- Work task
Across the entries below, tally every line that holds the string "plan" and reply with the number only.

*** Opening of Supplied material ***

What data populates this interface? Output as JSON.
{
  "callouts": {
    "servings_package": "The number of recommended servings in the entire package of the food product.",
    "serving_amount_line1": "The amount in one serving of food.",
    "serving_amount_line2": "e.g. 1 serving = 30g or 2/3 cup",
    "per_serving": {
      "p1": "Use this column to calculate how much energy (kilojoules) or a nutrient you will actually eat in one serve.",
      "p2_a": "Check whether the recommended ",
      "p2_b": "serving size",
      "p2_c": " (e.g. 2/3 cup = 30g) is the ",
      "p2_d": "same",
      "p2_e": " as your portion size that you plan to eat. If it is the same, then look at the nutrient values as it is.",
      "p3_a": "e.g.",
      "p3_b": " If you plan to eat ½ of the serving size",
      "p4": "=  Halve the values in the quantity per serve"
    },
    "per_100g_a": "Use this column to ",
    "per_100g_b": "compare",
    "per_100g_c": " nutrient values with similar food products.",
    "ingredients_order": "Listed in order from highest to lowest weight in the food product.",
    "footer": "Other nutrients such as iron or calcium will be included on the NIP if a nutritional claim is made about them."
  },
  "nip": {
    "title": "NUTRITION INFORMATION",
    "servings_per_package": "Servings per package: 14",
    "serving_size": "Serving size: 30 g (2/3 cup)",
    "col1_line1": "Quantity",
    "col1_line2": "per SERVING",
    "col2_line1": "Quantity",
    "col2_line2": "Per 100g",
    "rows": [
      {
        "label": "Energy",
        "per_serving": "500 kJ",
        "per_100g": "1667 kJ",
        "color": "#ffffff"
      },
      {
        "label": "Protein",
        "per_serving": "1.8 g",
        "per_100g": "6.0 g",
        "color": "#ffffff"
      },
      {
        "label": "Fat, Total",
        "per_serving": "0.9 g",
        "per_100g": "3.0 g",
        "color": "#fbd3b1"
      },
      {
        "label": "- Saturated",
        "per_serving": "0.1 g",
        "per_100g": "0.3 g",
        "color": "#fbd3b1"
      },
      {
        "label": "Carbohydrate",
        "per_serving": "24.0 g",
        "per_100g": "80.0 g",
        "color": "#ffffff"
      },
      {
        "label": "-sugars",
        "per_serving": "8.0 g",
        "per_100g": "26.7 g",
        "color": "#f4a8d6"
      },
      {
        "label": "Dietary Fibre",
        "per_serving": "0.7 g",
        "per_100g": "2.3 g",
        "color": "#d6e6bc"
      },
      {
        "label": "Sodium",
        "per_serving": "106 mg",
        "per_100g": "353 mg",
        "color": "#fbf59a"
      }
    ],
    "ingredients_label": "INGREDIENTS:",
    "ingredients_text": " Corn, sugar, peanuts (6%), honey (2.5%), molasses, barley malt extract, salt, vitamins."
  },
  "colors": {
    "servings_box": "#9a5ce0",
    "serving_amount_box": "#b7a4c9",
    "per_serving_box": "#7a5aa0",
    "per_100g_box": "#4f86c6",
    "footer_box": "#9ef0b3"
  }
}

*** Close of Supplied material ***

- Exercise answer
2